======== Input rows ========

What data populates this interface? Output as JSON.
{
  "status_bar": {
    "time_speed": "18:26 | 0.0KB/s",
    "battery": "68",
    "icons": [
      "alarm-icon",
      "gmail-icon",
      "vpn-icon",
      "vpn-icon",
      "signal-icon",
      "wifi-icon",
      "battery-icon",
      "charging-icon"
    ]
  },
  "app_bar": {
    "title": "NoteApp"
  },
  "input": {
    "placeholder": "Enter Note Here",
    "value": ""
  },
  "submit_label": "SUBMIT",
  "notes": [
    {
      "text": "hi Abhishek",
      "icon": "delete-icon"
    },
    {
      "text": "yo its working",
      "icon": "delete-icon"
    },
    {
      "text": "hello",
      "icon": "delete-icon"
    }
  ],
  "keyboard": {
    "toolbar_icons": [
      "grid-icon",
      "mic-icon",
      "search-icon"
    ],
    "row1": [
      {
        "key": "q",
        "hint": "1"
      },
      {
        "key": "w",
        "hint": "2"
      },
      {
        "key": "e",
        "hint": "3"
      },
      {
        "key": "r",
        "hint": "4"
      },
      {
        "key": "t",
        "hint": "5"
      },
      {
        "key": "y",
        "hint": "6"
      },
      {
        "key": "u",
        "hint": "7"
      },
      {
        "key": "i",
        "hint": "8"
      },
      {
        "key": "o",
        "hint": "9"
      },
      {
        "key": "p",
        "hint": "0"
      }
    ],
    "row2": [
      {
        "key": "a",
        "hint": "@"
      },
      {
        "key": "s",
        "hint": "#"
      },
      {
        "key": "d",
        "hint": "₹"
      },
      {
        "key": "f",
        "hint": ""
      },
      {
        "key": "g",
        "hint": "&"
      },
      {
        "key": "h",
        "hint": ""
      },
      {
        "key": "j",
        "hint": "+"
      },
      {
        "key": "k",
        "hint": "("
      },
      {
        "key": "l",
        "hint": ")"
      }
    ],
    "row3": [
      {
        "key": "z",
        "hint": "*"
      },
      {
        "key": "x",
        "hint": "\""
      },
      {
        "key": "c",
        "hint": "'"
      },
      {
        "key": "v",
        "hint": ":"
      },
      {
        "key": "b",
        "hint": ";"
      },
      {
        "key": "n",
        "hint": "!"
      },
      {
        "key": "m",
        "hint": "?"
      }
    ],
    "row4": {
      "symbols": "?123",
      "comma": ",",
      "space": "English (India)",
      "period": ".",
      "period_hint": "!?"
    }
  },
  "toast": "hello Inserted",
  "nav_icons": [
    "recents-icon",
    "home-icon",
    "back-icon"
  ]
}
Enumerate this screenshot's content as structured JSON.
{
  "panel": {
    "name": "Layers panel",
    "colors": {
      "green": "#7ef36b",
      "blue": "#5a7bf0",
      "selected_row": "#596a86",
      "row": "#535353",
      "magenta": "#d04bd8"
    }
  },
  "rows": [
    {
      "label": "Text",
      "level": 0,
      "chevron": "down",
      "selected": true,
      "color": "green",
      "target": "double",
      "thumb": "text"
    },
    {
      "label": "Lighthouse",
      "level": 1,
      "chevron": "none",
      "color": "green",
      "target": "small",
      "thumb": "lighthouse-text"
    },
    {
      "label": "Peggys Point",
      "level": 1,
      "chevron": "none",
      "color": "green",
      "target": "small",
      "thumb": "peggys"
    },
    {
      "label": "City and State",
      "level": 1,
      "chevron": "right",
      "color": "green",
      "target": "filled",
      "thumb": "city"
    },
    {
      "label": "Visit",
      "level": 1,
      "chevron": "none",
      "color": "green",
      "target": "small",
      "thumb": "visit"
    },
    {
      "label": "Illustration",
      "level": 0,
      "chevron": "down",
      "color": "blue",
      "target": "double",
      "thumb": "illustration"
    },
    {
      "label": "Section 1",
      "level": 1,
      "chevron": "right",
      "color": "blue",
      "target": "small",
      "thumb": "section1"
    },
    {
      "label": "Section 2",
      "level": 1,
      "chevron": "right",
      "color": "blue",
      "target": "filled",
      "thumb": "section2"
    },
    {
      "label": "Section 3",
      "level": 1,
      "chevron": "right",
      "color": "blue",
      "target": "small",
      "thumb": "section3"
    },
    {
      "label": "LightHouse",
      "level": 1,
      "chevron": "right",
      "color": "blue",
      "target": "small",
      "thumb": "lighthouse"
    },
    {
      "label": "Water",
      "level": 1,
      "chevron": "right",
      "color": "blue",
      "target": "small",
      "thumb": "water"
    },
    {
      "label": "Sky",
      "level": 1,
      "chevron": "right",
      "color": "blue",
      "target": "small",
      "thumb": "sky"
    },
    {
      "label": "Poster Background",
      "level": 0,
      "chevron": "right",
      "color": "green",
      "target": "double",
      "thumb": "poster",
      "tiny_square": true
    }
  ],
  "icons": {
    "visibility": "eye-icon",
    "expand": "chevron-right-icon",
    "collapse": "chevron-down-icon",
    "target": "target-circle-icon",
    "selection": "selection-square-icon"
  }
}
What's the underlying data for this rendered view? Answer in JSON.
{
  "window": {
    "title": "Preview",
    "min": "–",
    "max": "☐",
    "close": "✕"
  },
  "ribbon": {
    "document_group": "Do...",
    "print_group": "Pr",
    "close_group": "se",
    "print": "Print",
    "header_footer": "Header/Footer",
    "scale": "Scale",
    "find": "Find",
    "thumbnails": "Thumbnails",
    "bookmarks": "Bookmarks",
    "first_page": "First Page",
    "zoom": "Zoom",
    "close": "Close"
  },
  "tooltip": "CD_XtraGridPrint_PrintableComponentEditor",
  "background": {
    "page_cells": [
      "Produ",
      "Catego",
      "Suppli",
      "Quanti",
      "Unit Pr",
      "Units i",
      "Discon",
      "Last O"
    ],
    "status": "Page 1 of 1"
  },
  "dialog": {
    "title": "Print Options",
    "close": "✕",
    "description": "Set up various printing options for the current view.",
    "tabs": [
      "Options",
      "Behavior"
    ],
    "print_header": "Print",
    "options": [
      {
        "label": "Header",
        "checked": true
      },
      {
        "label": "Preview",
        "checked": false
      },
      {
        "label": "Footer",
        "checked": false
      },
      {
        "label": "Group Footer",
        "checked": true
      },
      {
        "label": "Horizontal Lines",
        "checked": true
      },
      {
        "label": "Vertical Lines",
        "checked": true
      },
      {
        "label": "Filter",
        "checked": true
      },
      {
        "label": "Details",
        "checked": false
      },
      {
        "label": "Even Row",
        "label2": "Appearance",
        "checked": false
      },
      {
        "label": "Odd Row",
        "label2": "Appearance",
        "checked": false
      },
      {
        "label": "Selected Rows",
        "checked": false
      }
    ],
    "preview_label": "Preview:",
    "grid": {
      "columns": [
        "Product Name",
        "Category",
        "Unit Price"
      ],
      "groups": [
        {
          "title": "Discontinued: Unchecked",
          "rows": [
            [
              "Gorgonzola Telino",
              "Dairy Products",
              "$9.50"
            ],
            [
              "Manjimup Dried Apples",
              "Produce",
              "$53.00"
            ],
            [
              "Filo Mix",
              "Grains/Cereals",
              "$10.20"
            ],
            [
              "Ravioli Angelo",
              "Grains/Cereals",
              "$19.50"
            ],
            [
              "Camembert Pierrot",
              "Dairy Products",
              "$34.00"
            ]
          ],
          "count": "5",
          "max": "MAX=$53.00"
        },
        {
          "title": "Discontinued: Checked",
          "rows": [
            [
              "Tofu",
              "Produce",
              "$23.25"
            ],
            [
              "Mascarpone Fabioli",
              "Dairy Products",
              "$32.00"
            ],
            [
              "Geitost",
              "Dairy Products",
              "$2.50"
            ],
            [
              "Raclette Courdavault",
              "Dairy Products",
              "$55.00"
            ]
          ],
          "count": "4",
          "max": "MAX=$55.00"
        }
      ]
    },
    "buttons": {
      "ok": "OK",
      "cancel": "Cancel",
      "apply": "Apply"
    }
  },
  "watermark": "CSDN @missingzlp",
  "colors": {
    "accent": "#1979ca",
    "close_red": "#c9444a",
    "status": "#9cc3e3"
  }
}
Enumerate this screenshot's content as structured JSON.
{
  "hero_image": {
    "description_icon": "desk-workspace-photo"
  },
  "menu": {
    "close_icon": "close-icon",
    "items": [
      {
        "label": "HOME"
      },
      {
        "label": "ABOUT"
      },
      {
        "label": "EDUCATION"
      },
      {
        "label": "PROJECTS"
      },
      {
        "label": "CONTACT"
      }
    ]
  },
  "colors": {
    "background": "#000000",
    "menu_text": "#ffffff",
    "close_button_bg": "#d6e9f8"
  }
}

========

Given instruction: Where a line of the data holds "Footer", show that line.

Full answer:
    "header_footer": "Header/Footer",
        "label": "Footer",
        "label": "Group Footer",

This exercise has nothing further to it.